Problem description
Check each line of the material. Copy those containing "Heath".

-- Begin Information supplied --

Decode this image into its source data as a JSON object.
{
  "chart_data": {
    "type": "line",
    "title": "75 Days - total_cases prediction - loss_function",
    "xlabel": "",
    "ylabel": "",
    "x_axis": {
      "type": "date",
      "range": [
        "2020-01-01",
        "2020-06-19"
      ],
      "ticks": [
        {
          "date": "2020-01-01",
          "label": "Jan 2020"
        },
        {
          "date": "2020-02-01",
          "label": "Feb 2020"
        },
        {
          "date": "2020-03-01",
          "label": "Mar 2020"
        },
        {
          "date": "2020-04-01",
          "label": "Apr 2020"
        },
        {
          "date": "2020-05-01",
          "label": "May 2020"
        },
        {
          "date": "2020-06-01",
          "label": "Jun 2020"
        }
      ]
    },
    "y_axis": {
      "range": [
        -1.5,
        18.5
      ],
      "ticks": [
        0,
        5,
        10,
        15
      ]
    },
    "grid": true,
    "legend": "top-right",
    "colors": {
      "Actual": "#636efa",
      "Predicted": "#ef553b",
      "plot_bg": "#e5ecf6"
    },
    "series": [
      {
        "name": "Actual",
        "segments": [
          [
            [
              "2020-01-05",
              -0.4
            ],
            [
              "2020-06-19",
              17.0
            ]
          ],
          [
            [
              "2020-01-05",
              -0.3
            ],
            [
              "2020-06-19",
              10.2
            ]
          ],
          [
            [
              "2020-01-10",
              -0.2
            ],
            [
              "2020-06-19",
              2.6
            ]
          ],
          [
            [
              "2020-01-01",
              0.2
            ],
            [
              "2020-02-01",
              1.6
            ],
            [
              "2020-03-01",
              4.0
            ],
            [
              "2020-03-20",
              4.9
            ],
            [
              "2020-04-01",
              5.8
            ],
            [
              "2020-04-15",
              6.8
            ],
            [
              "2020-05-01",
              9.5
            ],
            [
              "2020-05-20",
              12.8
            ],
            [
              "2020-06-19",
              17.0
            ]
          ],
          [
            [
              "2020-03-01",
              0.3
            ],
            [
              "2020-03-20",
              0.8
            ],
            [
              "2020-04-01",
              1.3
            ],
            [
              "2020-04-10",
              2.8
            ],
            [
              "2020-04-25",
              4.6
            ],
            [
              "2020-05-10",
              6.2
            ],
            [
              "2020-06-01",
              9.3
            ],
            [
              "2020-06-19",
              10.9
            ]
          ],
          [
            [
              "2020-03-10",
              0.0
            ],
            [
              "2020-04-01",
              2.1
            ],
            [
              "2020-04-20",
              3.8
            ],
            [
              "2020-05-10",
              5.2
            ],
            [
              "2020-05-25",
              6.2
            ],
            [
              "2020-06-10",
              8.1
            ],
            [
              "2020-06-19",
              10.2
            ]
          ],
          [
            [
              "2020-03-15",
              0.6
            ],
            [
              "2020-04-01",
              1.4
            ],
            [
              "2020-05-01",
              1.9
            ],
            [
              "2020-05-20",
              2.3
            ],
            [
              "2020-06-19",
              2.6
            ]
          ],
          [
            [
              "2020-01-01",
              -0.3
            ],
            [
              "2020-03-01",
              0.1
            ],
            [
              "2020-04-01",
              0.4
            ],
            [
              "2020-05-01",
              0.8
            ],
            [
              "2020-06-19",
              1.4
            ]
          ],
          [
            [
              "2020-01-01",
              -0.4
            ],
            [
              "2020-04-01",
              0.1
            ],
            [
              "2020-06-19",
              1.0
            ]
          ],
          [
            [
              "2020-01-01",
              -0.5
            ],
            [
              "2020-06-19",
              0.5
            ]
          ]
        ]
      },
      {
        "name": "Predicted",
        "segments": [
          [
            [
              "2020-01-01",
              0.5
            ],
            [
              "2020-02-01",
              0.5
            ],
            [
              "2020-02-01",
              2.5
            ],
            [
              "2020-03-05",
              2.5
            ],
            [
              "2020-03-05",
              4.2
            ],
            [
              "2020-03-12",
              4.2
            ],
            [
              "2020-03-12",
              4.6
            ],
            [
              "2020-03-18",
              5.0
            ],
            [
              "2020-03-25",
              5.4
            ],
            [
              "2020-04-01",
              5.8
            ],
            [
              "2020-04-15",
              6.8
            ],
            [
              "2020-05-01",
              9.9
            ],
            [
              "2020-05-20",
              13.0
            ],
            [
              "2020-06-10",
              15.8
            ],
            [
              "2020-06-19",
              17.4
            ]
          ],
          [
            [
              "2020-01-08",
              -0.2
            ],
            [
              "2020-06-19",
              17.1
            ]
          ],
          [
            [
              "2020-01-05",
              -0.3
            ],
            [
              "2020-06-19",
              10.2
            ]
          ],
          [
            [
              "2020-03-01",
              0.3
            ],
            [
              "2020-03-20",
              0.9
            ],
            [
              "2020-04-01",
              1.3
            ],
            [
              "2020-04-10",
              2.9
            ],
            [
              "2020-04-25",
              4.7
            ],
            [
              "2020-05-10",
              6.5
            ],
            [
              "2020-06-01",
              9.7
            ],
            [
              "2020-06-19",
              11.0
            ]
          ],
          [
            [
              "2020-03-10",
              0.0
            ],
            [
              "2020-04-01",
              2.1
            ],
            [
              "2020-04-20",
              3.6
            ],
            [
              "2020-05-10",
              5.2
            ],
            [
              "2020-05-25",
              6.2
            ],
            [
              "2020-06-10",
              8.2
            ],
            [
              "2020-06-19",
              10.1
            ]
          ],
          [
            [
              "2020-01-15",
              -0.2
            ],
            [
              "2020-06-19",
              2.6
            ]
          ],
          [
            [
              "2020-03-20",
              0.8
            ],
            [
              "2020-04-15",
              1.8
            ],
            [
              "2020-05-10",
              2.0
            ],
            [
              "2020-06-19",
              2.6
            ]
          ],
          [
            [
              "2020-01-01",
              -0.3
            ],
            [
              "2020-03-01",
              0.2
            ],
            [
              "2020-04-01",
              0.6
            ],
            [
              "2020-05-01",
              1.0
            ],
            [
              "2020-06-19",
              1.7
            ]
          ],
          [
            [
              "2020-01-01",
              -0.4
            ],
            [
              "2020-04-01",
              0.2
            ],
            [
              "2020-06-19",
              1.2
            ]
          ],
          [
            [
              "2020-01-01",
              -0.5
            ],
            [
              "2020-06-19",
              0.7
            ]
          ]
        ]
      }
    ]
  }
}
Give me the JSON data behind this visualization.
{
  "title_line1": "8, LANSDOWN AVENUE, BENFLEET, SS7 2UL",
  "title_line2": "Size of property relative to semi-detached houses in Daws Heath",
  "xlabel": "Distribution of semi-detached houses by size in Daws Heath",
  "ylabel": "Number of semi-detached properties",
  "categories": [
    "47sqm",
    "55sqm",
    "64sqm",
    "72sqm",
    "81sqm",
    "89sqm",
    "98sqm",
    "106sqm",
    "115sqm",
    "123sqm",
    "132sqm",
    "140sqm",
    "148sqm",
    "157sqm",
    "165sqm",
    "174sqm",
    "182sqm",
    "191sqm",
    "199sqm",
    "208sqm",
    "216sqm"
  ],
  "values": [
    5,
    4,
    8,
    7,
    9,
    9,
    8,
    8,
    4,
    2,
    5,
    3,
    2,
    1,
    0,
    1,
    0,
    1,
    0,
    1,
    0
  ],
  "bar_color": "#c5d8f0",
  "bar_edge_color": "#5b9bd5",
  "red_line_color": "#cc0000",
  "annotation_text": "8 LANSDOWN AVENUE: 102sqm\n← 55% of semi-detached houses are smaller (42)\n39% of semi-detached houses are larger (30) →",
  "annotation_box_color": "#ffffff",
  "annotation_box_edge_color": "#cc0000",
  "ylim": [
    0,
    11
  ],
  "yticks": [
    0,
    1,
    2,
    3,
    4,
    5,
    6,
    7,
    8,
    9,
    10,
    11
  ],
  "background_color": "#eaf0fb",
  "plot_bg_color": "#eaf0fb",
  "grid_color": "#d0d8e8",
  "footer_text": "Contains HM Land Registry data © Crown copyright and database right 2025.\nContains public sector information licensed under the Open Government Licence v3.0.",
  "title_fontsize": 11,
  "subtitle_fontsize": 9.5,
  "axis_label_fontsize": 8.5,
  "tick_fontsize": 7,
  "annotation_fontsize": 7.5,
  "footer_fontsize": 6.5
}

-- End Information supplied --

Solution
  "title_line2": "Size of property relative to semi-detached houses in Daws Heath",
  "xlabel": "Distribution of semi-detached houses by size in Daws Heath",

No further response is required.